**INFORMATION PROVIDED**
>>>>

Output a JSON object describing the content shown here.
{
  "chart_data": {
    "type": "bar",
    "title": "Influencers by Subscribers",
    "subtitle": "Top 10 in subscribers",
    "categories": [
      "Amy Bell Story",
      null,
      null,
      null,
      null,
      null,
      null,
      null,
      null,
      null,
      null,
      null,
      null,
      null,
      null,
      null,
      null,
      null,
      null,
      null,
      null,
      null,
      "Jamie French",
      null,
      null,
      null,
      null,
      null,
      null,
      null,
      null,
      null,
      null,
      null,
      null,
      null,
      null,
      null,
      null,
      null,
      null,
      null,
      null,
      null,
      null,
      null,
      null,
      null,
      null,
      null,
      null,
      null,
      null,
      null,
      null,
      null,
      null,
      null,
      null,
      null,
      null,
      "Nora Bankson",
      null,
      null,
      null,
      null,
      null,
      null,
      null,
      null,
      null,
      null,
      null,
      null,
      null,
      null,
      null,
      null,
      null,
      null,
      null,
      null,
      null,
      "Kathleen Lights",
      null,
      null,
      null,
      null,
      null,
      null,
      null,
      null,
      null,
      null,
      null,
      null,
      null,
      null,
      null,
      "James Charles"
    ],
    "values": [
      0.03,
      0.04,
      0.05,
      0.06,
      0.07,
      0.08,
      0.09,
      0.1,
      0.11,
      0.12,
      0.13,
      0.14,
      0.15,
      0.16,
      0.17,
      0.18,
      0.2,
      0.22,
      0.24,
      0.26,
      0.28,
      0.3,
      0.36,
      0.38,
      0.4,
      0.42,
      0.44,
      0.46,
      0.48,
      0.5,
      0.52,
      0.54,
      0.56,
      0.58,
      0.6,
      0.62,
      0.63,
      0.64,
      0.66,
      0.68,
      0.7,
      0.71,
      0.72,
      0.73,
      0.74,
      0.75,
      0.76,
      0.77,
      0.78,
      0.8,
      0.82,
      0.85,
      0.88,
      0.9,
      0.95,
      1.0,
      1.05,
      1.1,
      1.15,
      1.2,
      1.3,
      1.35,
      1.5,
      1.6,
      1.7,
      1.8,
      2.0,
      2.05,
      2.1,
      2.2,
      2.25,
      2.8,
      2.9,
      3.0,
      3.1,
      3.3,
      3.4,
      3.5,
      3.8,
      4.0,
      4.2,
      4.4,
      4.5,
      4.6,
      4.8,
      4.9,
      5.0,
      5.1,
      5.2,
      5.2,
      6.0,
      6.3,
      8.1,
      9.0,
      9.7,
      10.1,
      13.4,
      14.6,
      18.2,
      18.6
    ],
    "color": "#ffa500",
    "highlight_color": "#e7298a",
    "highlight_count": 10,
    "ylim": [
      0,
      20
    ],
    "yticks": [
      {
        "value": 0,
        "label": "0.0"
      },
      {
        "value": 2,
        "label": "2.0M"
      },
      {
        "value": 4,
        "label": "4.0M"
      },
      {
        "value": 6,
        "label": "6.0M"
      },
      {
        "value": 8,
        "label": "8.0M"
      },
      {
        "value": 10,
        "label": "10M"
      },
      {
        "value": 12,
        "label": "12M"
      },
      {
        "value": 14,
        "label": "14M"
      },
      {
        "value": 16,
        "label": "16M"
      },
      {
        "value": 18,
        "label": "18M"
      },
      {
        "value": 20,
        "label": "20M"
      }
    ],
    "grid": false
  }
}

<<<<

**SET EXERCISE**
Exactly as written above, please repeat the entries.

**RESPONSE TO THIS EXERCISE**
Output a JSON object describing the content shown here.
{
  "chart_data": {
    "type": "bar",
    "title": "Influencers by Subscribers",
    "subtitle": "Top 10 in subscribers",
    "categories": [
      "Amy Bell Story",
      null,
      null,
      null,
      null,
      null,
      null,
      null,
      null,
      null,
      null,
      null,
      null,
      null,
      null,
      null,
      null,
      null,
      null,
      null,
      null,
      null,
      "Jamie French",
      null,
      null,
      null,
      null,
      null,
      null,
      null,
      null,
      null,
      null,
      null,
      null,
      null,
      null,
      null,
      null,
      null,
      null,
      null,
      null,
      null,
      null,
      null,
      null,
      null,
      null,
      null,
      null,
      null,
      null,
      null,
      null,
      null,
      null,
      null,
      null,
      null,
      null,
      "Nora Bankson",
      null,
      null,
      null,
      null,
      null,
      null,
      null,
      null,
      null,
      null,
      null,
      null,
      null,
      null,
      null,
      null,
      null,
      null,
      null,
      null,
      null,
      "Kathleen Lights",
      null,
      null,
      null,
      null,
      null,
      null,
      null,
      null,
      null,
      null,
      null,
      null,
      null,
      null,
      null,
      "James Charles"
    ],
    "values": [
      0.03,
      0.04,
      0.05,
      0.06,
      0.07,
      0.08,
      0.09,
      0.1,
      0.11,
      0.12,
      0.13,
      0.14,
      0.15,
      0.16,
      0.17,
      0.18,
      0.2,
      0.22,
      0.24,
      0.26,
      0.28,
      0.3,
      0.36,
      0.38,
      0.4,
      0.42,
      0.44,
      0.46,
      0.48,
      0.5,
      0.52,
      0.54,
      0.56,
      0.58,
      0.6,
      0.62,
      0.63,
      0.64,
      0.66,
      0.68,
      0.7,
      0.71,
      0.72,
      0.73,
      0.74,
      0.75,
      0.76,
      0.77,
      0.78,
      0.8,
      0.82,
      0.85,
      0.88,
      0.9,
      0.95,
      1.0,
      1.05,
      1.1,
      1.15,
      1.2,
      1.3,
      1.35,
      1.5,
      1.6,
      1.7,
      1.8,
      2.0,
      2.05,
      2.1,
      2.2,
      2.25,
      2.8,
      2.9,
      3.0,
      3.1,
      3.3,
      3.4,
      3.5,
      3.8,
      4.0,
      4.2,
      4.4,
      4.5,
      4.6,
      4.8,
      4.9,
      5.0,
      5.1,
      5.2,
      5.2,
      6.0,
      6.3,
      8.1,
      9.0,
      9.7,
      10.1,
      13.4,
      14.6,
      18.2,
      18.6
    ],
    "color": "#ffa500",
    "highlight_color": "#e7298a",
    "highlight_count": 10,
    "ylim": [
      0,
      20
    ],
    "yticks": [
      {
        "value": 0,
        "label": "0.0"
      },
      {
        "value": 2,
        "label": "2.0M"
      },
      {
        "value": 4,
        "label": "4.0M"
      },
      {
        "value": 6,
        "label": "6.0M"
      },
      {
        "value": 8,
        "label": "8.0M"
      },
      {
        "value": 10,
        "label": "10M"
      },
      {
        "value": 12,
        "label": "12M"
      },
      {
        "value": 14,
        "label": "14M"
      },
      {
        "value": 16,
        "label": "16M"
      },
      {
        "value": 18,
        "label": "18M"
      },
      {
        "value": 20,
        "label": "20M"
      }
    ],
    "grid": false
  }
}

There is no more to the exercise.